*WHAT YOU WILL DO*. Repeat each entry as written and leave the images out of the copy.

*INPUT FOR THIS TASK*.
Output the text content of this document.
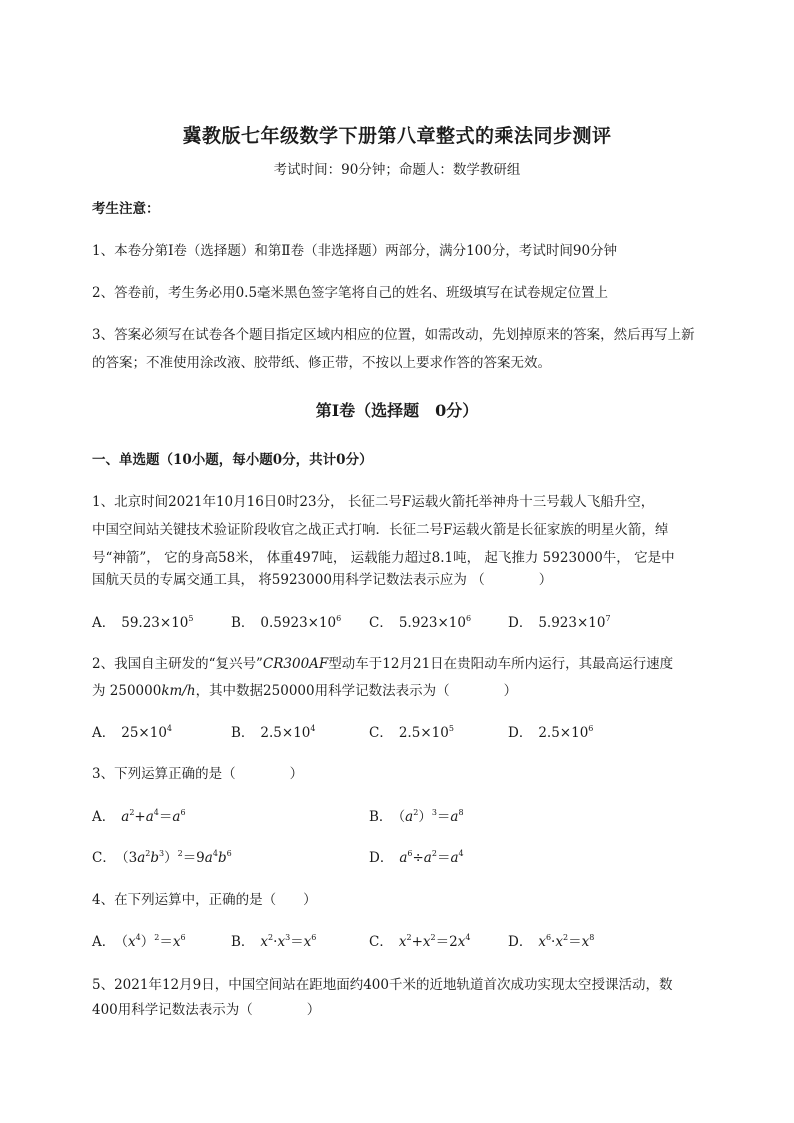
冀教版七年级数学下册第八章整式的乘法同步测评
考试时间：90分钟；命题人：数学教研组
考生注意：
1、本卷分第I卷（选择题）和第Ⅱ卷（非选择题）两部分，满分100分，考试时间90分钟
2、答卷前，考生务必用0.5毫米黑色签字笔将自己的姓名、班级填写在试卷规定位置上
3、答案必须写在试卷各个题目指定区域内相应的位置，如需改动，先划掉原来的答案，然后再写上新
的答案；不准使用涂改液、胶带纸、修正带，不按以上要求作答的答案无效。
第I卷（选择题　0分）
一、单选题（10小题，每小题0分，共计0分）
1、北京时间2021年10月16日0时23分， 长征二号F运载火箭托举神舟十三号载人飞船升空，
中国空间站关键技术验证阶段收官之战正式打响．长征二号F运载火箭是长征家族的明星火箭，绰
号“神箭”， 它的身高58米， 体重497吨， 运载能力超过8.1吨， 起飞推力 5923000牛， 它是中
国航天员的专属交通工具， 将5923000用科学记数法表示应为 （　　　　）
A． $59.23\times 10^5$	B． $0.5923\times 10^6$ C． $5.923\times 10^6$	D． $5.923\times 10^7$
2、我国自主研发的“复兴号”CR300AF型动车于12月21日在贵阳动车所内运行，其最高运行速度
为 250000km/h，其中数据250000用科学记数法表示为（　　　　）
A． $25\times 10^4$	B． $2.5\times 10^4$	C． $2.5\times 10^5$	D． $2.5\times 10^6$
3、下列运算正确的是（　　　　）
A． $a^2+a^4=a^6$	B． $(a^2)^3=a^8$
C． $(3a^2b^3)^2=9a^4b^6$	D． $a^6\div a^2=a^4$
4、在下列运算中，正确的是（　　）
A． $(x^4)^2=x^6$	B． $x^2\cdot x^3=x^6$	C． $x^2+x^2=2x^4$	D． $x^6\cdot x^2=x^8$
5、2021年12月9日，中国空间站在距地面约400千米的近地轨道首次成功实现太空授课活动，数
400用科学记数法表示为（　　　　）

*SOLUTION FOR THIS TASK*.
Output the text content of this document.
冀教版七年级数学下册第八章整式的乘法同步测评
考试时间：90分钟；命题人：数学教研组
考生注意：
1、本卷分第I卷（选择题）和第Ⅱ卷（非选择题）两部分，满分100分，考试时间90分钟
2、答卷前，考生务必用0.5毫米黑色签字笔将自己的姓名、班级填写在试卷规定位置上
3、答案必须写在试卷各个题目指定区域内相应的位置，如需改动，先划掉原来的答案，然后再写上新
的答案；不准使用涂改液、胶带纸、修正带，不按以上要求作答的答案无效。
第I卷（选择题　0分）
一、单选题（10小题，每小题0分，共计0分）
1、北京时间2021年10月16日0时23分， 长征二号F运载火箭托举神舟十三号载人飞船升空，
中国空间站关键技术验证阶段收官之战正式打响．长征二号F运载火箭是长征家族的明星火箭，绰
号“神箭”， 它的身高58米， 体重497吨， 运载能力超过8.1吨， 起飞推力 5923000牛， 它是中
国航天员的专属交通工具， 将5923000用科学记数法表示应为 （　　　　）
A． $59.23\times 10^5$	B． $0.5923\times 10^6$ C． $5.923\times 10^6$	D． $5.923\times 10^7$
2、我国自主研发的“复兴号”CR300AF型动车于12月21日在贵阳动车所内运行，其最高运行速度
为 250000km/h，其中数据250000用科学记数法表示为（　　　　）
A． $25\times 10^4$	B． $2.5\times 10^4$	C． $2.5\times 10^5$	D． $2.5\times 10^6$
3、下列运算正确的是（　　　　）
A． $a^2+a^4=a^6$	B． $(a^2)^3=a^8$
C． $(3a^2b^3)^2=9a^4b^6$	D． $a^6\div a^2=a^4$
4、在下列运算中，正确的是（　　）
A． $(x^4)^2=x^6$	B． $x^2\cdot x^3=x^6$	C． $x^2+x^2=2x^4$	D． $x^6\cdot x^2=x^8$
5、2021年12月9日，中国空间站在距地面约400千米的近地轨道首次成功实现太空授课活动，数
400用科学记数法表示为（　　　　）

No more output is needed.